=== OBJECTIVE ===
Report how many lines contain "Людовик". The answer is a single number.

=== Items listed in a dataset ===
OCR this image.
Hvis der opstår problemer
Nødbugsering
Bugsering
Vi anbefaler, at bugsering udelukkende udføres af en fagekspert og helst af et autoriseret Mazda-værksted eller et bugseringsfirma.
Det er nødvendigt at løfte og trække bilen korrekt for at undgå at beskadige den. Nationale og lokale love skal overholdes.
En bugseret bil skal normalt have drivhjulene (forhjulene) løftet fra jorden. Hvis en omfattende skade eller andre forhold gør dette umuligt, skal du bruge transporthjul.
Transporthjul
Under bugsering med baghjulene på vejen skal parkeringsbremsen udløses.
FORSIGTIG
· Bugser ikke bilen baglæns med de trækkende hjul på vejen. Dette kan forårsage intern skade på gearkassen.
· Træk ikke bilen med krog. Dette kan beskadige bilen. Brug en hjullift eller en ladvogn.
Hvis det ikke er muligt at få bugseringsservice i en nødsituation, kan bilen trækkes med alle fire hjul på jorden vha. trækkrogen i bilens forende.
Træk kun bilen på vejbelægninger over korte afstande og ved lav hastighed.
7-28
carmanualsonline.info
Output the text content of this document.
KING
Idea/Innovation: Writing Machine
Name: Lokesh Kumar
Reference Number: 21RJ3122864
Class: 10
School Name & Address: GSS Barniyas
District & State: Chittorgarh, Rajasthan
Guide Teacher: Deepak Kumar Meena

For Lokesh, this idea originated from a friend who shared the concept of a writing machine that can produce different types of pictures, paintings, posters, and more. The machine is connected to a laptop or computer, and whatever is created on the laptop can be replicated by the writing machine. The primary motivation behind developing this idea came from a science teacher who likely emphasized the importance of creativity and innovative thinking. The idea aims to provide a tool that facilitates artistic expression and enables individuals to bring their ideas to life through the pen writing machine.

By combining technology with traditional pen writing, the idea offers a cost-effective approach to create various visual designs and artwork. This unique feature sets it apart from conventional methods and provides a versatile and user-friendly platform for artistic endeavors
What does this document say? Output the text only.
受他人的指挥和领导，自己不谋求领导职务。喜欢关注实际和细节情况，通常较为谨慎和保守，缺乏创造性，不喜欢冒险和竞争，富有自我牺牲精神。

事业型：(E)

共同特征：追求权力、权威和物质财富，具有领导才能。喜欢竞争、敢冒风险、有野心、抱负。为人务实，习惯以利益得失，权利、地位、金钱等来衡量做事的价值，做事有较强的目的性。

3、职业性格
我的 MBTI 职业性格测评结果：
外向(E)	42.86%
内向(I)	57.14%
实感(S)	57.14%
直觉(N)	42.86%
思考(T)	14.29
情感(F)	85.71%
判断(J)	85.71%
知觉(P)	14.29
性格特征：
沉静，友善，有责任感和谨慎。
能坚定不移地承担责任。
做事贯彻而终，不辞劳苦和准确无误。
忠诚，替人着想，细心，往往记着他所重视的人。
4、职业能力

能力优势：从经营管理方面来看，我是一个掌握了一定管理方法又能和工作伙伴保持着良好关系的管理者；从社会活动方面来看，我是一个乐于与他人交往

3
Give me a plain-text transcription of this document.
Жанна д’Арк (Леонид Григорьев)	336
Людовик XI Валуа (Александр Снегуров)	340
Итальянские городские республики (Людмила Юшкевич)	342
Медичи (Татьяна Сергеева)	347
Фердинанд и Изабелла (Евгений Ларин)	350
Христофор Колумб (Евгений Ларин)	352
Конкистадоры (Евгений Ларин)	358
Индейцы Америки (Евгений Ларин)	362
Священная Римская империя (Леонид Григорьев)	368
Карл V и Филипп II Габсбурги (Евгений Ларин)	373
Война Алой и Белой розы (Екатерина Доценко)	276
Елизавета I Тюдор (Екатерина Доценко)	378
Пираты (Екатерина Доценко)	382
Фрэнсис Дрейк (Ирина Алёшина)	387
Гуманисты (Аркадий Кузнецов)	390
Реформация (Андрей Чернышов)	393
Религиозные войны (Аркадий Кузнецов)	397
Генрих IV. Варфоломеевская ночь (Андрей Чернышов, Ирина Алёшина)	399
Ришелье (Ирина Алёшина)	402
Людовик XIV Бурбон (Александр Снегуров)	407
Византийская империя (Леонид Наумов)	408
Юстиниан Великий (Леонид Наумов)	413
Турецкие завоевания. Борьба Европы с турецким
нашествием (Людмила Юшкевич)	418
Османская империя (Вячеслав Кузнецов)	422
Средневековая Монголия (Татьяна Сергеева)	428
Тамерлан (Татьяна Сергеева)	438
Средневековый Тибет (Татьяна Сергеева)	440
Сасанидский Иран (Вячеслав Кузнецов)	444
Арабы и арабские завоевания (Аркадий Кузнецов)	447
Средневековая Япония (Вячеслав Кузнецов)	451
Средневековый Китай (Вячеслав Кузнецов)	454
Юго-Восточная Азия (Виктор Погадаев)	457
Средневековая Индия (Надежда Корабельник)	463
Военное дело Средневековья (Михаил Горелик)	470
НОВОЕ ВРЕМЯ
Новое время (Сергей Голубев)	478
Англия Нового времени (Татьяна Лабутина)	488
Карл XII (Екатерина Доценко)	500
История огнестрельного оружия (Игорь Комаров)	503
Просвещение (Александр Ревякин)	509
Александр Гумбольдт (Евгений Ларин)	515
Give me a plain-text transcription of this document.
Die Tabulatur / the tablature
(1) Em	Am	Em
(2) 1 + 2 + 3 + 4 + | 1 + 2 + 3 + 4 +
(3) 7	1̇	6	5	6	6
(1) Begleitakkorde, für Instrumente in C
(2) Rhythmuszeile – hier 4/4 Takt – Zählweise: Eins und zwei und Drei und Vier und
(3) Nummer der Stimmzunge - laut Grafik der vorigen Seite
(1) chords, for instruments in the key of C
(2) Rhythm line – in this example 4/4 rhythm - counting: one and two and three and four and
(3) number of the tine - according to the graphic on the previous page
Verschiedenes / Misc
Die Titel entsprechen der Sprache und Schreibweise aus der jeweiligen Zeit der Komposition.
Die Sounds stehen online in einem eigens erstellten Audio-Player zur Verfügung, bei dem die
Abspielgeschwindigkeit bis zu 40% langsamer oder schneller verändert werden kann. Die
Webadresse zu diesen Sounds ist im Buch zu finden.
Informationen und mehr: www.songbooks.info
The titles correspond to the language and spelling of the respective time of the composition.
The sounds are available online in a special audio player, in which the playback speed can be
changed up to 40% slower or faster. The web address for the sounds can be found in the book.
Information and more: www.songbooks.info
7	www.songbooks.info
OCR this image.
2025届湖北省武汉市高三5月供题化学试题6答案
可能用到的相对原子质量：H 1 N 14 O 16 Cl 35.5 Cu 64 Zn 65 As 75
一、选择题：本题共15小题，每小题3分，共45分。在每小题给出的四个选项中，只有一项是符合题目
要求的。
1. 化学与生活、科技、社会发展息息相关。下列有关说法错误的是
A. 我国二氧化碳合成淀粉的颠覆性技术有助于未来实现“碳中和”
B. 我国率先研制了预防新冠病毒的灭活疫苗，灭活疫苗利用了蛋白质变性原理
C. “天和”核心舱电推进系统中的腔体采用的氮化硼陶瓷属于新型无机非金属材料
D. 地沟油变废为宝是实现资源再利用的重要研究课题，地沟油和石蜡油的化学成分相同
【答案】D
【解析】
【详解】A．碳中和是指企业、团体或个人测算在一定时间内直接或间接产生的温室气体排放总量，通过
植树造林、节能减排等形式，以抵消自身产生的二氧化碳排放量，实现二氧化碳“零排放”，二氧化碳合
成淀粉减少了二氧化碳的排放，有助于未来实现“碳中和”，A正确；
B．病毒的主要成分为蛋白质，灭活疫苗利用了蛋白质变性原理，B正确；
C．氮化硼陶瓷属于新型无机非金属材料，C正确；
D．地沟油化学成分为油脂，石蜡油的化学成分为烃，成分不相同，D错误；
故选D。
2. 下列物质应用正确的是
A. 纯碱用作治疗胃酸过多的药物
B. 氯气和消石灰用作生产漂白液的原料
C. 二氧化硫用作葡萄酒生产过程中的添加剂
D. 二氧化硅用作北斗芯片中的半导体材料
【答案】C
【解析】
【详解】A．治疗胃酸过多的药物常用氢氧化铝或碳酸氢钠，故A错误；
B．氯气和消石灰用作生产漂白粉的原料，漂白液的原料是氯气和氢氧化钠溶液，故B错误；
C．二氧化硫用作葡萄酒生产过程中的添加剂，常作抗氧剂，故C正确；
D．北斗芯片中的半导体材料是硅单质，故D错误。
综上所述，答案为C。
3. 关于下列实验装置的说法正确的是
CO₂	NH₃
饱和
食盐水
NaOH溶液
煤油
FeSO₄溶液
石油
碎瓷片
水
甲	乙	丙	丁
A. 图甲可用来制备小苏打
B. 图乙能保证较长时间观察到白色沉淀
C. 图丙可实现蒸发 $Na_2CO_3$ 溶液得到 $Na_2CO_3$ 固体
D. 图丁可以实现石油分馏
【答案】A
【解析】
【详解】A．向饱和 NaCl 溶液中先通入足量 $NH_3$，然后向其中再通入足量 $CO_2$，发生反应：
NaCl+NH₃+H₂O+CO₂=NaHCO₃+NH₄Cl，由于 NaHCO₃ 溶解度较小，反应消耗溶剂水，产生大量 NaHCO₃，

=== ANSWER ===
2